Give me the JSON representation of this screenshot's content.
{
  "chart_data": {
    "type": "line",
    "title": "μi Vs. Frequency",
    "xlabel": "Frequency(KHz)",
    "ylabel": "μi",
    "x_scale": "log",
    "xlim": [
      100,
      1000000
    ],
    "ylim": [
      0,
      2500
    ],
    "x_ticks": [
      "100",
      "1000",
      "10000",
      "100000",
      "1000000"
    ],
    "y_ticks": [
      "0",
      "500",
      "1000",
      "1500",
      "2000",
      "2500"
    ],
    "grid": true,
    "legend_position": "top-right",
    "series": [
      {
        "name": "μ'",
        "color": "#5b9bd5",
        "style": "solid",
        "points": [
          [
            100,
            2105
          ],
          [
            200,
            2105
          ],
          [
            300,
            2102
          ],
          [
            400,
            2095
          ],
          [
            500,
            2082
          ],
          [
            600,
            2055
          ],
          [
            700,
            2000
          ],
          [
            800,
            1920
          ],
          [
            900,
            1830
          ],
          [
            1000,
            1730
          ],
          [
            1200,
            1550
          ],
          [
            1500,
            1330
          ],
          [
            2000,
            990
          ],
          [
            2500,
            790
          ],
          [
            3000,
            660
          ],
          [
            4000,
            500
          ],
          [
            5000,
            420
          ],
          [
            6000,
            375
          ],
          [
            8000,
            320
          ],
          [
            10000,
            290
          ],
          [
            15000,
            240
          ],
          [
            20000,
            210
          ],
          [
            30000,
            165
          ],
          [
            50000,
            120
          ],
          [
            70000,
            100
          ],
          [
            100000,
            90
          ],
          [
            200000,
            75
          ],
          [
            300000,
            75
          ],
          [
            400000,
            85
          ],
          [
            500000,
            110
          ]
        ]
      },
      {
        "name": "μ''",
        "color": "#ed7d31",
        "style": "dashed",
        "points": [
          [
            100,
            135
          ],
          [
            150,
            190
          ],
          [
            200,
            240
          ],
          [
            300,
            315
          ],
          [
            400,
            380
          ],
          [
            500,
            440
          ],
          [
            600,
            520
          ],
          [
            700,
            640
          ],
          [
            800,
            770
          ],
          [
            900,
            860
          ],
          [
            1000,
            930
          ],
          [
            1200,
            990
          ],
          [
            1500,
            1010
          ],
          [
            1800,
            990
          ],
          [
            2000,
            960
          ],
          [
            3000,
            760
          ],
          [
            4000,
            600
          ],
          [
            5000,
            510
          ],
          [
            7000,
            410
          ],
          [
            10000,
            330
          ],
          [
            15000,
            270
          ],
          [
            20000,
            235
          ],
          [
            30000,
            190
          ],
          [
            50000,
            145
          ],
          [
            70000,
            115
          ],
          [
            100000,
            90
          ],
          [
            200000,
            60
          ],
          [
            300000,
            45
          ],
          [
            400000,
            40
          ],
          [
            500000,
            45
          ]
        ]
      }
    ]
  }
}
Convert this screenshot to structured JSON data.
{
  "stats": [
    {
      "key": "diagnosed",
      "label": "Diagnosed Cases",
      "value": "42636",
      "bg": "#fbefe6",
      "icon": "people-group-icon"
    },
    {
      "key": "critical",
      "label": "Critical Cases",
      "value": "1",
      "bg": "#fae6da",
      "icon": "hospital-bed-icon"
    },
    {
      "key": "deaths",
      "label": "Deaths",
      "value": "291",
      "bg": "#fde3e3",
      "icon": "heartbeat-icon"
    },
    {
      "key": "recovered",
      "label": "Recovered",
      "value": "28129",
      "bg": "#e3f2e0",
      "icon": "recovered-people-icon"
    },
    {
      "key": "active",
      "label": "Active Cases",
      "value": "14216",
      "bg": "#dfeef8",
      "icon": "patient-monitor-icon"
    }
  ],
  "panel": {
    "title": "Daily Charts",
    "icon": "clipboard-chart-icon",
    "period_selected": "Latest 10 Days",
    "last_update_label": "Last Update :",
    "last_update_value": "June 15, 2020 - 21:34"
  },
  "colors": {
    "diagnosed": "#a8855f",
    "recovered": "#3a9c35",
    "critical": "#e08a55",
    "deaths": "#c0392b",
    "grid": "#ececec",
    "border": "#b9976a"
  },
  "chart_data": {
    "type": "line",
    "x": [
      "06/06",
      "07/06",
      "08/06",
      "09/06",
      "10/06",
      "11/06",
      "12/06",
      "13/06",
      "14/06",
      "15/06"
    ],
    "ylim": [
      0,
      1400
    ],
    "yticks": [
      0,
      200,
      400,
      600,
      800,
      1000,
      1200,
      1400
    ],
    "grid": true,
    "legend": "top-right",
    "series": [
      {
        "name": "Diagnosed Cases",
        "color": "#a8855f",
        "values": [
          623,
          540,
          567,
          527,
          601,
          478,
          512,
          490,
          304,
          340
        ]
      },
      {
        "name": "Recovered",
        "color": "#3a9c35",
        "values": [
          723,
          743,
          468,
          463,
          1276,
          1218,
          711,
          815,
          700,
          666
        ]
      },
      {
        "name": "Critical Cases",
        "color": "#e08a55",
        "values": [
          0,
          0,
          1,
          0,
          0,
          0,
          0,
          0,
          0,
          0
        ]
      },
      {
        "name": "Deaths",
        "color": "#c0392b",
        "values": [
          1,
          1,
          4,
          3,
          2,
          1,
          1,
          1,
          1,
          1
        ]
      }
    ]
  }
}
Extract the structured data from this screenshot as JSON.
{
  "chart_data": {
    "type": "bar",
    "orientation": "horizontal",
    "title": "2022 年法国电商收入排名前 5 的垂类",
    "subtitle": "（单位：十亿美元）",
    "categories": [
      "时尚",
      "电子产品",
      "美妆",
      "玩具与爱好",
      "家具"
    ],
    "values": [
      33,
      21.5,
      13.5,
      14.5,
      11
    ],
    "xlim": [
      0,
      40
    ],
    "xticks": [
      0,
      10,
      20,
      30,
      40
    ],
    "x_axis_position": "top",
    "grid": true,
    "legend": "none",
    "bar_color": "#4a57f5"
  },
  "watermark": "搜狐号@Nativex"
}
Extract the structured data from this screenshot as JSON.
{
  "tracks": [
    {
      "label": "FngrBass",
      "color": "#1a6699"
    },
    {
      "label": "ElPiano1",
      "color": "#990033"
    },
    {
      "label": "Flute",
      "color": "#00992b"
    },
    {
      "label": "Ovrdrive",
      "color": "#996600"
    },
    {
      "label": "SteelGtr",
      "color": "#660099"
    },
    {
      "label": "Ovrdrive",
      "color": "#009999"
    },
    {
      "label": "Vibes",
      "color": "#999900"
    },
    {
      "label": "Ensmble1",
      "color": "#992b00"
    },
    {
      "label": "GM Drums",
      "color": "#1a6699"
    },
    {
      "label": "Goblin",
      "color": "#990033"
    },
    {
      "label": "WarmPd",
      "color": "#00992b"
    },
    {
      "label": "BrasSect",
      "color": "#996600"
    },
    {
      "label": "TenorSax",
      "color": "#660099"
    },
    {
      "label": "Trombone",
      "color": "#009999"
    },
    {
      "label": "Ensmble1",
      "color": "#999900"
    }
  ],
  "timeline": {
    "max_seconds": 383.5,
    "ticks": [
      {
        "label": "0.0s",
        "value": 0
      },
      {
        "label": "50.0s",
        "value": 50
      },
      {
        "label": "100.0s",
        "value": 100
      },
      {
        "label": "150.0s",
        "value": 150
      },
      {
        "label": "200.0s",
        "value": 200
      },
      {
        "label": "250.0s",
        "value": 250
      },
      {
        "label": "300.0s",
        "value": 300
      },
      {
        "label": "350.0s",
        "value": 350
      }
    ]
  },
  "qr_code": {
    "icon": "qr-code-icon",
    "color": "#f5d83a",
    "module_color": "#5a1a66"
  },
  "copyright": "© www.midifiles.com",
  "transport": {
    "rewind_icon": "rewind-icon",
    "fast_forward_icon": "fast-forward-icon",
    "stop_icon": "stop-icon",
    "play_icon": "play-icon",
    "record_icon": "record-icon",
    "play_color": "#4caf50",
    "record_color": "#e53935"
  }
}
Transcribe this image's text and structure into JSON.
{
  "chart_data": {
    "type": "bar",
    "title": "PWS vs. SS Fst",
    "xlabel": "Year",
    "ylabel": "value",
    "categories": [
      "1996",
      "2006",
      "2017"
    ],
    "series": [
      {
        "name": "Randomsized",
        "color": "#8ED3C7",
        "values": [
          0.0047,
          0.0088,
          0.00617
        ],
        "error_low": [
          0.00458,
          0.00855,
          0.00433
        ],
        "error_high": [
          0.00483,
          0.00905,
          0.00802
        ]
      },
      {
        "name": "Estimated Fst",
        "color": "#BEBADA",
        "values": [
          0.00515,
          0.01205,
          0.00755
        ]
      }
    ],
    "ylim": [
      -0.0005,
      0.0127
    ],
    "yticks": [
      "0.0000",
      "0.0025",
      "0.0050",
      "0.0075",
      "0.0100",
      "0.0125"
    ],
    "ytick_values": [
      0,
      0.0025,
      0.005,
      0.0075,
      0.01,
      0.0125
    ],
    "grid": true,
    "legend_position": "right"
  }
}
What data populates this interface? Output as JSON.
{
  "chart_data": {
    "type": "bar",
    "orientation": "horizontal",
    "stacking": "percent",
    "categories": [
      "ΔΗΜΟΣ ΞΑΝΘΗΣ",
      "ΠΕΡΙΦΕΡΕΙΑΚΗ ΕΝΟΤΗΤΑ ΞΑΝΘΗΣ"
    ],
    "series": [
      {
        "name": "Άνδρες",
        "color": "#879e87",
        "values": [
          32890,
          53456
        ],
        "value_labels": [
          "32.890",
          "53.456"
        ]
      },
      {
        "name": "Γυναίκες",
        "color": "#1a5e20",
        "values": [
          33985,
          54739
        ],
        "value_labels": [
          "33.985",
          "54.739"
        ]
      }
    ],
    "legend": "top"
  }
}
□ □ □ □ □
▸ Problem to work on:
Locate each line containing the string "ΞΑΝΘΗΣ" and show it.

▸ Solution:
      "ΔΗΜΟΣ ΞΑΝΘΗΣ",
      "ΠΕΡΙΦΕΡΕΙΑΚΗ ΕΝΟΤΗΤΑ ΞΑΝΘΗΣ"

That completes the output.